Stored data:
## Begin
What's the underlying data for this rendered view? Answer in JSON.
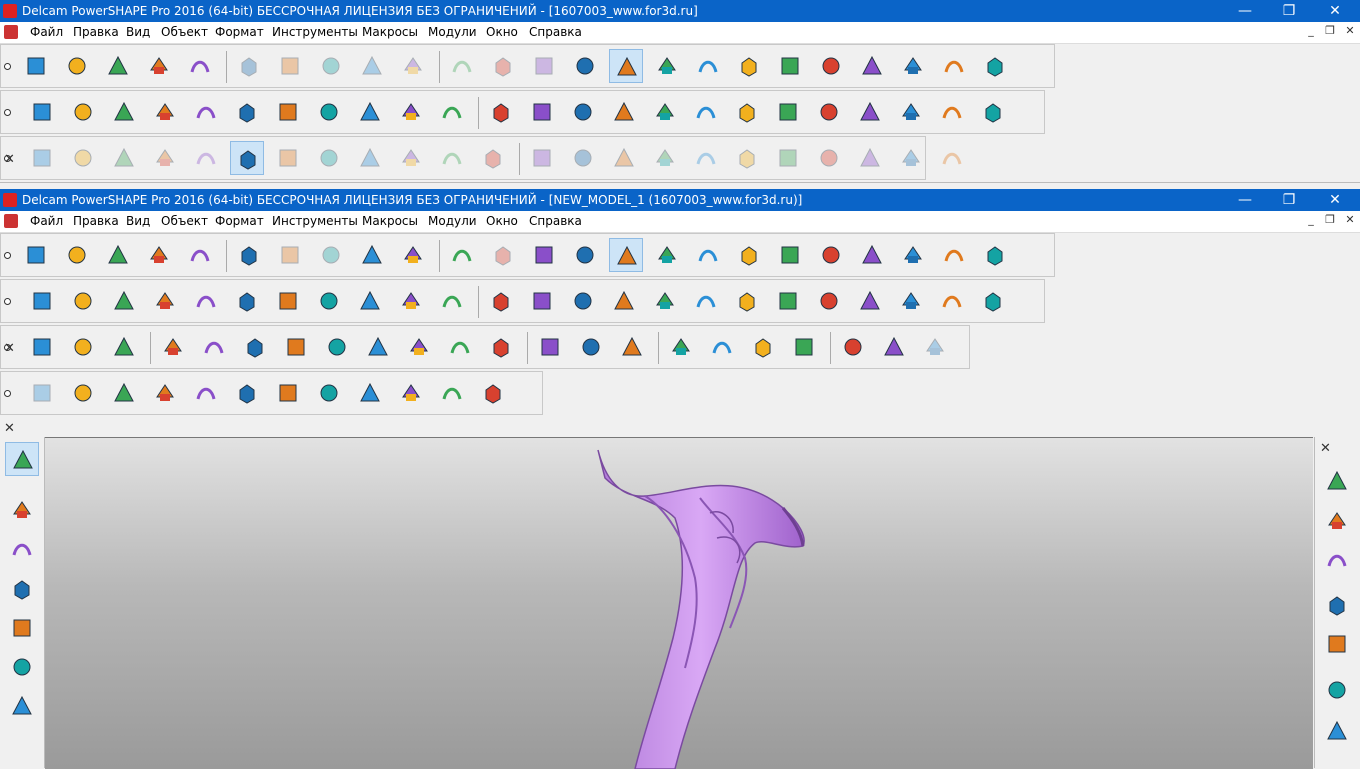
{
  "windows": [
    {
      "title": "Delcam PowerSHAPE Pro 2016 (64-bit) БЕССРОЧНАЯ ЛИЦЕНЗИЯ БЕЗ ОГРАНИЧЕНИЙ - [1607003_www.for3d.ru]",
      "menu": [
        "Файл",
        "Правка",
        "Вид",
        "Объект",
        "Формат",
        "Инструменты",
        "Макросы",
        "Модули",
        "Окно",
        "Справка"
      ]
    },
    {
      "title": "Delcam PowerSHAPE Pro 2016 (64-bit) БЕССРОЧНАЯ ЛИЦЕНЗИЯ БЕЗ ОГРАНИЧЕНИЙ - [NEW_MODEL_1 (1607003_www.for3d.ru)]",
      "menu": [
        "Файл",
        "Правка",
        "Вид",
        "Объект",
        "Формат",
        "Инструменты",
        "Макросы",
        "Модули",
        "Окно",
        "Справка"
      ]
    }
  ],
  "window_controls": {
    "minimize": "—",
    "maximize": "❐",
    "close": "✕"
  },
  "mdi_controls": {
    "minimize": "_",
    "restore": "❐",
    "close": "✕"
  },
  "toolbars": {
    "main_icons": [
      "new-file-icon",
      "open-folder-icon",
      "import-icon",
      "save-icon",
      "print-icon",
      "cut-icon",
      "copy-icon",
      "paste-icon",
      "erase-icon",
      "delete-icon",
      "undo-icon",
      "redo-icon",
      "edit-pencil-icon",
      "workplane-icon",
      "axis-icon",
      "line-icon",
      "circle-icon",
      "arc-icon",
      "text-icon",
      "surface-icon",
      "solid-icon",
      "lamina-icon",
      "tools-gear-icon",
      "wizard-icon"
    ],
    "second_icons": [
      "warning-icon",
      "paint-icon",
      "layout-icon",
      "connect-icon",
      "transform-icon",
      "move-icon",
      "rotate-icon",
      "cubes-icon",
      "measure-icon",
      "box-icon",
      "medical-cross-icon",
      "calculator-icon",
      "info-icon",
      "colour-icon",
      "shading-icon",
      "stripes-icon",
      "red-green-icon",
      "gradient-icon",
      "teal-tri-icon",
      "stack-icon",
      "frame-icon",
      "help-icon",
      "zoom-doc-icon",
      "rainbow-icon"
    ],
    "curves_icons": [
      "curve-edit-icon",
      "curve-1-icon",
      "curve-2-icon",
      "curve-3-icon",
      "curve-4-icon",
      "curve-5-icon",
      "curve-6-icon",
      "curve-7-icon",
      "curve-8-icon",
      "curve-9-icon",
      "curve-10-icon",
      "curve-11-icon",
      "curve-12-icon",
      "curve-13-icon",
      "curve-14-icon",
      "curve-15-icon",
      "curve-16-icon",
      "curve-17-icon",
      "curve-18-icon",
      "curve-19-icon",
      "curve-20-icon",
      "curve-21-icon",
      "curve-22-icon"
    ],
    "solid_icons": [
      "select-box-icon",
      "layers-icon",
      "cylinder-icon",
      "pyramid-icon",
      "extrude-icon",
      "cut-solid-icon",
      "merge-icon",
      "stairs-icon",
      "slice-icon",
      "sphere-icon",
      "fillet-icon",
      "cone-icon",
      "arrow-solid-icon",
      "arrow-red-icon",
      "add-feature-icon",
      "bubbles-icon",
      "edit-face-icon",
      "red-pyramid-icon",
      "z-icon",
      "tree-icon",
      "star-icon",
      "diamond-icon"
    ],
    "feature_icons": [
      "block-icon",
      "xy-icon",
      "import-solid-icon",
      "rotate-solid-icon",
      "split-icon",
      "cube-wire-icon",
      "multi-cube-icon",
      "grid-cubes-icon",
      "wave-icon",
      "arrows-down-icon",
      "sphere2-icon",
      "blue-arrow-icon"
    ]
  },
  "left_tools": [
    "select-arrow-icon",
    "workplane-axis-icon",
    "workplane-multi-icon",
    "globe-icon",
    "plane-icon",
    "dynamic-axis-icon",
    "crosshair-icon"
  ],
  "right_tools": [
    "view-iso-icon",
    "view-top-icon",
    "view-front-icon",
    "shaded-cube-icon",
    "views-icon",
    "undo-view-icon",
    "zoom-history-icon"
  ],
  "close_glyph": "✕"
}
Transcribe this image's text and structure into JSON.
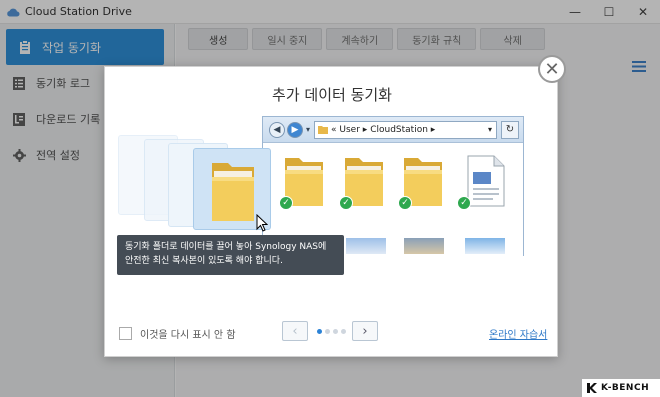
{
  "window": {
    "title": "Cloud Station Drive",
    "controls": [
      "minimize",
      "maximize",
      "close"
    ]
  },
  "sidebar": {
    "items": [
      {
        "label": "작업 동기화",
        "icon": "clipboard-icon",
        "active": true
      },
      {
        "label": "동기화 로그",
        "icon": "list-icon",
        "active": false
      },
      {
        "label": "다운로드 기록",
        "icon": "download-log-icon",
        "active": false
      },
      {
        "label": "전역 설정",
        "icon": "gear-icon",
        "active": false
      }
    ]
  },
  "toolbar": {
    "create": "생성",
    "pause": "일시 중지",
    "resume": "계속하기",
    "sync_rules": "동기화 규칙",
    "delete": "삭제"
  },
  "dialog": {
    "title": "추가 데이터 동기화",
    "explorer": {
      "breadcrumb_prefix": "«",
      "path_1": "User",
      "path_2": "CloudStation",
      "path_sep": "▸"
    },
    "tooltip": {
      "line1": "동기화 폴더로 데이터를 끌어 놓아 Synology NAS에",
      "line2": "안전한 최신 복사본이 있도록 해야 합니다."
    },
    "dont_show": "이것을 다시 표시 안 함",
    "tutorial_link": "온라인 자습서",
    "pager": {
      "current": 1,
      "total": 4
    }
  },
  "watermark": {
    "text": "K-BENCH"
  },
  "colors": {
    "accent": "#1e88d8",
    "check": "#2fa84f",
    "link": "#2e78c7"
  }
}
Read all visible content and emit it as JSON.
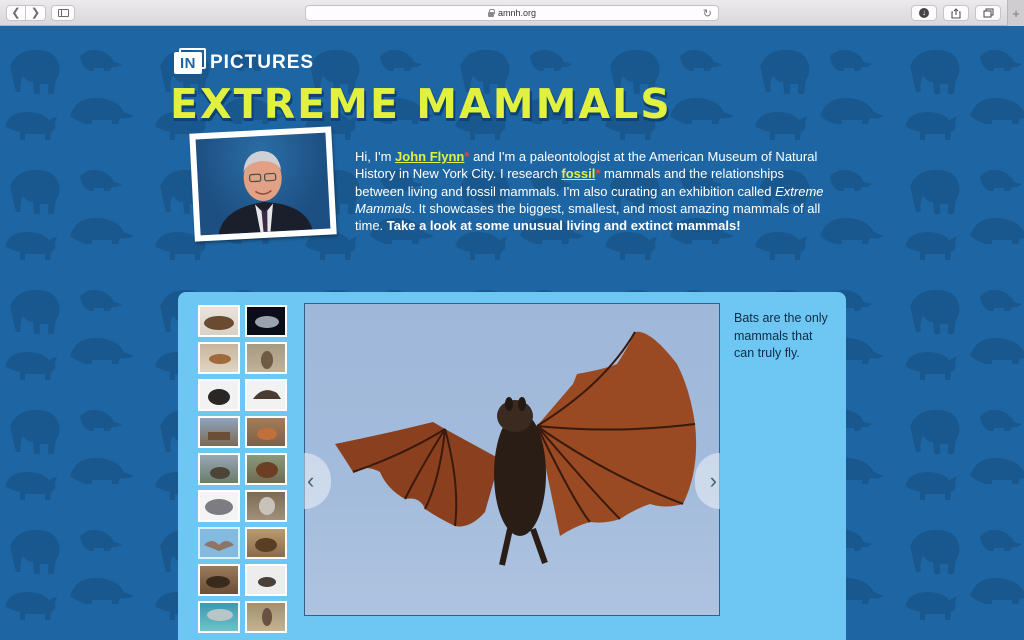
{
  "browser": {
    "url": "amnh.org",
    "back_icon": "chevron-left-icon",
    "forward_icon": "chevron-right-icon",
    "new_tab_label": "+"
  },
  "header": {
    "logo_in": "IN",
    "logo_pictures": "PICTURES",
    "title": "EXTREME MAMMALS"
  },
  "intro": {
    "greeting": "Hi, I'm ",
    "name_link": "John Flynn",
    "asterisk": "*",
    "text_1": " and I'm a paleontologist at the American Museum of Natural History in New York City. I research ",
    "fossil_link": "fossil",
    "text_2": " mammals and the relationships between living and fossil mammals. I'm also curating an exhibition called ",
    "exhibit_name": "Extreme Mammals",
    "text_3": ". It showcases the biggest, smallest, and most amazing mammals of all time. ",
    "cta": "Take a look at some unusual living and extinct mammals!"
  },
  "gallery": {
    "caption": "Bats are the only mammals that can truly fly.",
    "prev_label": "‹",
    "next_label": "›",
    "selected_index": 12,
    "thumbnail_count": 18
  },
  "colors": {
    "page_bg": "#1e66a3",
    "title_yellow": "#e2f140",
    "panel_blue": "#6dc7f2",
    "asterisk_red": "#e2473a"
  }
}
## End
Where a line above includes "multi", copy that line.

      "multi-cube-icon",
    "workplane-multi-icon",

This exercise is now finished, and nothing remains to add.